--- start Supplied material ---

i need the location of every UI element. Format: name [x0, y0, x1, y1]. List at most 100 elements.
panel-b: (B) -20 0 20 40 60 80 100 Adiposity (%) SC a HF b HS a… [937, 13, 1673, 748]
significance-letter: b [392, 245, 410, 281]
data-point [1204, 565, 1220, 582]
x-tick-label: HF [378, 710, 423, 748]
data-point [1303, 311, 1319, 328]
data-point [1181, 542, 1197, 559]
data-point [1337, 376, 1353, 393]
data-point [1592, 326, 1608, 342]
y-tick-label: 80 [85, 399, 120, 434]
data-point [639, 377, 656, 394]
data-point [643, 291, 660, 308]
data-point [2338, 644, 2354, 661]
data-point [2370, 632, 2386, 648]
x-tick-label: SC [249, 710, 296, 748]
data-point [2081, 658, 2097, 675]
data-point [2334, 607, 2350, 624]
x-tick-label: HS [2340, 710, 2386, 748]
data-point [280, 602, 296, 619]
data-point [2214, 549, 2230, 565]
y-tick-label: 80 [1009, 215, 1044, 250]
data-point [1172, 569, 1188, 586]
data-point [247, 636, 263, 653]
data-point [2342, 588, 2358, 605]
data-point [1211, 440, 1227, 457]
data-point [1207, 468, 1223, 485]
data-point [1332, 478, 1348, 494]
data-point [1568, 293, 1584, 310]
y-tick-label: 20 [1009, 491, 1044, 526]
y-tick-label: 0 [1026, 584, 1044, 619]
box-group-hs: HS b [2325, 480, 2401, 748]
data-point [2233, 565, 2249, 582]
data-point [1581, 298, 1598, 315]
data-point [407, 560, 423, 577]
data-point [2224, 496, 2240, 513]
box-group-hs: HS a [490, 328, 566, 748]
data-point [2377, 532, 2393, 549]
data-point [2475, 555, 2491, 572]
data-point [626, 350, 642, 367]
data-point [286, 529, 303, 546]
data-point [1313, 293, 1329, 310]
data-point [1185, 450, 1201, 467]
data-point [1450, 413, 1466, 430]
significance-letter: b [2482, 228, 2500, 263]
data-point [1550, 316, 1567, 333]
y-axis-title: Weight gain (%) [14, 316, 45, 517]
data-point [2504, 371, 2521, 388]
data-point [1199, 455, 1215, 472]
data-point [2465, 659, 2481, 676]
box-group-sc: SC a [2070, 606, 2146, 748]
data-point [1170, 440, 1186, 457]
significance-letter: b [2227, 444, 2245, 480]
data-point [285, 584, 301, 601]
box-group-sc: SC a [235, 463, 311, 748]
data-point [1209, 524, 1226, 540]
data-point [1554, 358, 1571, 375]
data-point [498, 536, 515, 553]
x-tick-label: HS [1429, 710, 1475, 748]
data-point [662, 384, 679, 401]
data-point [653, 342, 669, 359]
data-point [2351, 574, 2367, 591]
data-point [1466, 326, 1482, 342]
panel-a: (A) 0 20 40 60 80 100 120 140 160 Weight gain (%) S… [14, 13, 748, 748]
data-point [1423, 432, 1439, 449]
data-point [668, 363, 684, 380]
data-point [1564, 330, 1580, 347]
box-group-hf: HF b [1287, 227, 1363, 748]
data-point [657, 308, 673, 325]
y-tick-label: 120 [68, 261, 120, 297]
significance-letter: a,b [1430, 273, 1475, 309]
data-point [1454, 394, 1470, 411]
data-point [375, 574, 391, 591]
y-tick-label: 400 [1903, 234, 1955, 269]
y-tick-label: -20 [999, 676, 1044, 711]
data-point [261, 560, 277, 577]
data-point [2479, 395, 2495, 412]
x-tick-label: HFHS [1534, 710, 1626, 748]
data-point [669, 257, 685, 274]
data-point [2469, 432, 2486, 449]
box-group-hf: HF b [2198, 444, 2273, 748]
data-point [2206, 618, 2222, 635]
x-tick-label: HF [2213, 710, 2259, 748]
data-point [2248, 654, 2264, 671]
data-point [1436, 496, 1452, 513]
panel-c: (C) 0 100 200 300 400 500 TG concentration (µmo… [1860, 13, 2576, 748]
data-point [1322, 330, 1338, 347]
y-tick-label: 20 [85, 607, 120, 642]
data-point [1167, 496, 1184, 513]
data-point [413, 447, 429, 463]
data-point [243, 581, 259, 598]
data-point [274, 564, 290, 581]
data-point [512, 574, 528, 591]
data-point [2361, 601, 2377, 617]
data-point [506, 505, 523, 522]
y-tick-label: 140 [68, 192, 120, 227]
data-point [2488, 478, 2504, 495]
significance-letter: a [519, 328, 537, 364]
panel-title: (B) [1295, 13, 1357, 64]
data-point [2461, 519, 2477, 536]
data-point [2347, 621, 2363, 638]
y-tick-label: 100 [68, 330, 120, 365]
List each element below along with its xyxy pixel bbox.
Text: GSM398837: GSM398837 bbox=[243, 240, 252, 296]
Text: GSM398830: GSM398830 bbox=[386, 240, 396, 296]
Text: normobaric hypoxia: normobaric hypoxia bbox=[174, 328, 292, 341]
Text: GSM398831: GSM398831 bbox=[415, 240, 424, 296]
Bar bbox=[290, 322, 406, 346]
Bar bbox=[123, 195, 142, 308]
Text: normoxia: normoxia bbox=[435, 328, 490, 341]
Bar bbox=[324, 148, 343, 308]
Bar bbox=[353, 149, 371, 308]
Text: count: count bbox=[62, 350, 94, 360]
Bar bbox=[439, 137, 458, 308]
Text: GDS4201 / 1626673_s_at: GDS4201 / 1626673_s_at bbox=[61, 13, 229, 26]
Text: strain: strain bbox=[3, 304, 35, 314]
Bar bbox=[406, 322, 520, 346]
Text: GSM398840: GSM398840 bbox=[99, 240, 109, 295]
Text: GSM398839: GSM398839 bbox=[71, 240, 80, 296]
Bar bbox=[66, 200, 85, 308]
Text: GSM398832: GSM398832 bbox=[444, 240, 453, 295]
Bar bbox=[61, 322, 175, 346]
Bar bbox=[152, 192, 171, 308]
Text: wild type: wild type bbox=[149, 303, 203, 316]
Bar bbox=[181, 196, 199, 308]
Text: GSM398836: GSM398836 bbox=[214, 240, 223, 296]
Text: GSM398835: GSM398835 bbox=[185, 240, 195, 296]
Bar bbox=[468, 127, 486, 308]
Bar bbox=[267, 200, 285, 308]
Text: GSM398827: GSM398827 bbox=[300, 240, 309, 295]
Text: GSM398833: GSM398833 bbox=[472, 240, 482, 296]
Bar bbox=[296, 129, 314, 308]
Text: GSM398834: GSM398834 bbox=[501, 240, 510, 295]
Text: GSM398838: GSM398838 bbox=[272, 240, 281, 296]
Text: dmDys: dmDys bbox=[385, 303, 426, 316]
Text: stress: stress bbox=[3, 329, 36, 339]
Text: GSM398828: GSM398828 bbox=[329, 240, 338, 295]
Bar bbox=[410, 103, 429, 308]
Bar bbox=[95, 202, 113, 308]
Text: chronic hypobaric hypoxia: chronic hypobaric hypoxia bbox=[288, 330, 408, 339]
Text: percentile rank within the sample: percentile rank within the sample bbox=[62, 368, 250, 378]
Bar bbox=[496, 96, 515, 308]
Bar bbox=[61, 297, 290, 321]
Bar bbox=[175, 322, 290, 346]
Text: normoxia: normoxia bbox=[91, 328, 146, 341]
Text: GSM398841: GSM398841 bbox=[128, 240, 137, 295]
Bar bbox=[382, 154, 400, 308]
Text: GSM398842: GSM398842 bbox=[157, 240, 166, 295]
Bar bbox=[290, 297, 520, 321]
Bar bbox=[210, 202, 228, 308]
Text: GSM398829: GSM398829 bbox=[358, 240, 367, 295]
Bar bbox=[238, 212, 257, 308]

--- end Supplied material ---

• **What this task involves**
Swap each "data-point" for "marker" and write out all the data above again, leaving everything else the same.

• **Written response**
i need the location of every UI element. Format: name [x0, y0, x1, y1]. List at most 100 elements.
panel-b: (B) -20 0 20 40 60 80 100 Adiposity (%) SC a HF b HS a… [937, 13, 1673, 748]
significance-letter: b [392, 245, 410, 281]
marker [1204, 565, 1220, 582]
x-tick-label: HF [378, 710, 423, 748]
marker [1303, 311, 1319, 328]
marker [1181, 542, 1197, 559]
marker [1337, 376, 1353, 393]
marker [1592, 326, 1608, 342]
y-tick-label: 80 [85, 399, 120, 434]
marker [639, 377, 656, 394]
marker [643, 291, 660, 308]
marker [2338, 644, 2354, 661]
marker [2370, 632, 2386, 648]
x-tick-label: SC [249, 710, 296, 748]
marker [2081, 658, 2097, 675]
marker [2334, 607, 2350, 624]
x-tick-label: HS [2340, 710, 2386, 748]
marker [280, 602, 296, 619]
marker [2214, 549, 2230, 565]
y-tick-label: 80 [1009, 215, 1044, 250]
marker [1172, 569, 1188, 586]
marker [247, 636, 263, 653]
marker [2342, 588, 2358, 605]
marker [1211, 440, 1227, 457]
marker [1207, 468, 1223, 485]
marker [1332, 478, 1348, 494]
marker [1568, 293, 1584, 310]
y-tick-label: 20 [1009, 491, 1044, 526]
y-tick-label: 0 [1026, 584, 1044, 619]
box-group-hs: HS b [2325, 480, 2401, 748]
marker [2233, 565, 2249, 582]
marker [1581, 298, 1598, 315]
marker [407, 560, 423, 577]
marker [2224, 496, 2240, 513]
box-group-hs: HS a [490, 328, 566, 748]
marker [2377, 532, 2393, 549]
marker [2475, 555, 2491, 572]
marker [626, 350, 642, 367]
marker [286, 529, 303, 546]
marker [1313, 293, 1329, 310]
marker [1185, 450, 1201, 467]
marker [1450, 413, 1466, 430]
significance-letter: b [2482, 228, 2500, 263]
marker [1550, 316, 1567, 333]
y-axis-title: Weight gain (%) [14, 316, 45, 517]
marker [2504, 371, 2521, 388]
marker [1199, 455, 1215, 472]
marker [2465, 659, 2481, 676]
box-group-sc: SC a [2070, 606, 2146, 748]
marker [1170, 440, 1186, 457]
significance-letter: b [2227, 444, 2245, 480]
marker [285, 584, 301, 601]
box-group-sc: SC a [235, 463, 311, 748]
marker [1209, 524, 1226, 540]
marker [1554, 358, 1571, 375]
marker [498, 536, 515, 553]
x-tick-label: HS [1429, 710, 1475, 748]
marker [662, 384, 679, 401]
marker [653, 342, 669, 359]
marker [2351, 574, 2367, 591]
marker [1466, 326, 1482, 342]
panel-a: (A) 0 20 40 60 80 100 120 140 160 Weight gain (%) S… [14, 13, 748, 748]
marker [1423, 432, 1439, 449]
marker [668, 363, 684, 380]
marker [1564, 330, 1580, 347]
box-group-hf: HF b [1287, 227, 1363, 748]
marker [657, 308, 673, 325]
y-tick-label: 120 [68, 261, 120, 297]
significance-letter: a,b [1430, 273, 1475, 309]
marker [1454, 394, 1470, 411]
marker [375, 574, 391, 591]
y-tick-label: 400 [1903, 234, 1955, 269]
y-tick-label: -20 [999, 676, 1044, 711]
marker [261, 560, 277, 577]
marker [2479, 395, 2495, 412]
x-tick-label: HFHS [1534, 710, 1626, 748]
marker [669, 257, 685, 274]
marker [2469, 432, 2486, 449]
box-group-hf: HF b [2198, 444, 2273, 748]
marker [2206, 618, 2222, 635]
x-tick-label: HF [2213, 710, 2259, 748]
marker [2248, 654, 2264, 671]
marker [1436, 496, 1452, 513]
panel-c: (C) 0 100 200 300 400 500 TG concentration (µmo… [1860, 13, 2576, 748]
marker [1322, 330, 1338, 347]
y-tick-label: 20 [85, 607, 120, 642]
marker [1167, 496, 1184, 513]
marker [413, 447, 429, 463]
marker [243, 581, 259, 598]
marker [274, 564, 290, 581]
marker [512, 574, 528, 591]
marker [2361, 601, 2377, 617]
marker [506, 505, 523, 522]
y-tick-label: 140 [68, 192, 120, 227]
marker [2488, 478, 2504, 495]
significance-letter: a [519, 328, 537, 364]
panel-title: (B) [1295, 13, 1357, 64]
marker [2461, 519, 2477, 536]
marker [2347, 621, 2363, 638]
y-tick-label: 100 [68, 330, 120, 365]
List each element below along with its xyxy pixel bbox.
Text: GSM398837: GSM398837 bbox=[243, 240, 252, 296]
Text: GSM398830: GSM398830 bbox=[386, 240, 396, 296]
Text: normobaric hypoxia: normobaric hypoxia bbox=[174, 328, 292, 341]
Text: GSM398831: GSM398831 bbox=[415, 240, 424, 296]
Bar bbox=[290, 322, 406, 346]
Bar bbox=[123, 195, 142, 308]
Text: normoxia: normoxia bbox=[435, 328, 490, 341]
Bar bbox=[324, 148, 343, 308]
Bar bbox=[353, 149, 371, 308]
Text: count: count bbox=[62, 350, 94, 360]
Bar bbox=[439, 137, 458, 308]
Text: GDS4201 / 1626673_s_at: GDS4201 / 1626673_s_at bbox=[61, 13, 229, 26]
Text: strain: strain bbox=[3, 304, 35, 314]
Bar bbox=[406, 322, 520, 346]
Text: GSM398840: GSM398840 bbox=[99, 240, 109, 295]
Text: GSM398839: GSM398839 bbox=[71, 240, 80, 296]
Bar bbox=[66, 200, 85, 308]
Text: GSM398832: GSM398832 bbox=[444, 240, 453, 295]
Bar bbox=[61, 322, 175, 346]
Bar bbox=[152, 192, 171, 308]
Text: wild type: wild type bbox=[149, 303, 203, 316]
Bar bbox=[181, 196, 199, 308]
Text: GSM398836: GSM398836 bbox=[214, 240, 223, 296]
Text: GSM398835: GSM398835 bbox=[185, 240, 195, 296]
Bar bbox=[468, 127, 486, 308]
Bar bbox=[267, 200, 285, 308]
Text: GSM398827: GSM398827 bbox=[300, 240, 309, 295]
Text: GSM398833: GSM398833 bbox=[472, 240, 482, 296]
Bar bbox=[296, 129, 314, 308]
Text: GSM398834: GSM398834 bbox=[501, 240, 510, 295]
Text: GSM398838: GSM398838 bbox=[272, 240, 281, 296]
Text: dmDys: dmDys bbox=[385, 303, 426, 316]
Text: stress: stress bbox=[3, 329, 36, 339]
Text: GSM398828: GSM398828 bbox=[329, 240, 338, 295]
Bar bbox=[410, 103, 429, 308]
Bar bbox=[95, 202, 113, 308]
Text: chronic hypobaric hypoxia: chronic hypobaric hypoxia bbox=[288, 330, 408, 339]
Text: percentile rank within the sample: percentile rank within the sample bbox=[62, 368, 250, 378]
Bar bbox=[496, 96, 515, 308]
Bar bbox=[61, 297, 290, 321]
Bar bbox=[175, 322, 290, 346]
Text: normoxia: normoxia bbox=[91, 328, 146, 341]
Text: GSM398841: GSM398841 bbox=[128, 240, 137, 295]
Bar bbox=[382, 154, 400, 308]
Text: GSM398842: GSM398842 bbox=[157, 240, 166, 295]
Bar bbox=[290, 297, 520, 321]
Bar bbox=[210, 202, 228, 308]
Text: GSM398829: GSM398829 bbox=[358, 240, 367, 295]
Bar bbox=[238, 212, 257, 308]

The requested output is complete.